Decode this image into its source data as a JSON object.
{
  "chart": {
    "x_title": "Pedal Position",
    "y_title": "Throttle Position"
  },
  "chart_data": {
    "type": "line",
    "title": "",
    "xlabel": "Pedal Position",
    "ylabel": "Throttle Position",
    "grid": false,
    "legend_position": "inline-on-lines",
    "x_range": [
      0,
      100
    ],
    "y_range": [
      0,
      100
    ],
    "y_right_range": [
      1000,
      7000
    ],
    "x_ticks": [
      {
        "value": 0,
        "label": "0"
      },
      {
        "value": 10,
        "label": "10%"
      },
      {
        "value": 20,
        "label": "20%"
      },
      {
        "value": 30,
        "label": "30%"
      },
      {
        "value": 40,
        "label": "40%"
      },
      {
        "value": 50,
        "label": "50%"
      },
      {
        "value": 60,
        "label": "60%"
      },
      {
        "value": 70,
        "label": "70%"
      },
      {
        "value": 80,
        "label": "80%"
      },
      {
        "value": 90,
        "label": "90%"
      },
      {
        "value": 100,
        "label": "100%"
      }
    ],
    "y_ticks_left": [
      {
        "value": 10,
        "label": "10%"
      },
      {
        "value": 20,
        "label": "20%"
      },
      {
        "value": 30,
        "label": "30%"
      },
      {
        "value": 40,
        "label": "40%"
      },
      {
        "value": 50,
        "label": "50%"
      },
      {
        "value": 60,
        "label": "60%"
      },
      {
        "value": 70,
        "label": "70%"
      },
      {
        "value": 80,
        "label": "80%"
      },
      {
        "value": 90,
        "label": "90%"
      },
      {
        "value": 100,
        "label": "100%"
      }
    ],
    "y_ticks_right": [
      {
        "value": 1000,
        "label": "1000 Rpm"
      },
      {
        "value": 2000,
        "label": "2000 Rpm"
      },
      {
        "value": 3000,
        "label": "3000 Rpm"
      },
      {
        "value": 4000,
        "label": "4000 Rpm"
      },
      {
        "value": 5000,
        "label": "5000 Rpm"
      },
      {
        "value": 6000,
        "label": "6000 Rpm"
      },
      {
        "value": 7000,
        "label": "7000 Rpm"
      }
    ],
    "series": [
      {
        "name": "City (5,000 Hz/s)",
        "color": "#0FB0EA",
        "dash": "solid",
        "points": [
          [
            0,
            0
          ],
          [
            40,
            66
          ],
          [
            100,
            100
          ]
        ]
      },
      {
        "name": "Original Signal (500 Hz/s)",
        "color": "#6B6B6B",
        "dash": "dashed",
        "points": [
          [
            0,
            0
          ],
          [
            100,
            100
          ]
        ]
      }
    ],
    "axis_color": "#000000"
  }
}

□ □ □ □ □

Print the listing above in its entirety, with every line exact.

Written reply:
Decode this image into its source data as a JSON object.
{
  "chart": {
    "x_title": "Pedal Position",
    "y_title": "Throttle Position"
  },
  "chart_data": {
    "type": "line",
    "title": "",
    "xlabel": "Pedal Position",
    "ylabel": "Throttle Position",
    "grid": false,
    "legend_position": "inline-on-lines",
    "x_range": [
      0,
      100
    ],
    "y_range": [
      0,
      100
    ],
    "y_right_range": [
      1000,
      7000
    ],
    "x_ticks": [
      {
        "value": 0,
        "label": "0"
      },
      {
        "value": 10,
        "label": "10%"
      },
      {
        "value": 20,
        "label": "20%"
      },
      {
        "value": 30,
        "label": "30%"
      },
      {
        "value": 40,
        "label": "40%"
      },
      {
        "value": 50,
        "label": "50%"
      },
      {
        "value": 60,
        "label": "60%"
      },
      {
        "value": 70,
        "label": "70%"
      },
      {
        "value": 80,
        "label": "80%"
      },
      {
        "value": 90,
        "label": "90%"
      },
      {
        "value": 100,
        "label": "100%"
      }
    ],
    "y_ticks_left": [
      {
        "value": 10,
        "label": "10%"
      },
      {
        "value": 20,
        "label": "20%"
      },
      {
        "value": 30,
        "label": "30%"
      },
      {
        "value": 40,
        "label": "40%"
      },
      {
        "value": 50,
        "label": "50%"
      },
      {
        "value": 60,
        "label": "60%"
      },
      {
        "value": 70,
        "label": "70%"
      },
      {
        "value": 80,
        "label": "80%"
      },
      {
        "value": 90,
        "label": "90%"
      },
      {
        "value": 100,
        "label": "100%"
      }
    ],
    "y_ticks_right": [
      {
        "value": 1000,
        "label": "1000 Rpm"
      },
      {
        "value": 2000,
        "label": "2000 Rpm"
      },
      {
        "value": 3000,
        "label": "3000 Rpm"
      },
      {
        "value": 4000,
        "label": "4000 Rpm"
      },
      {
        "value": 5000,
        "label": "5000 Rpm"
      },
      {
        "value": 6000,
        "label": "6000 Rpm"
      },
      {
        "value": 7000,
        "label": "7000 Rpm"
      }
    ],
    "series": [
      {
        "name": "City (5,000 Hz/s)",
        "color": "#0FB0EA",
        "dash": "solid",
        "points": [
          [
            0,
            0
          ],
          [
            40,
            66
          ],
          [
            100,
            100
          ]
        ]
      },
      {
        "name": "Original Signal (500 Hz/s)",
        "color": "#6B6B6B",
        "dash": "dashed",
        "points": [
          [
            0,
            0
          ],
          [
            100,
            100
          ]
        ]
      }
    ],
    "axis_color": "#000000"
  }
}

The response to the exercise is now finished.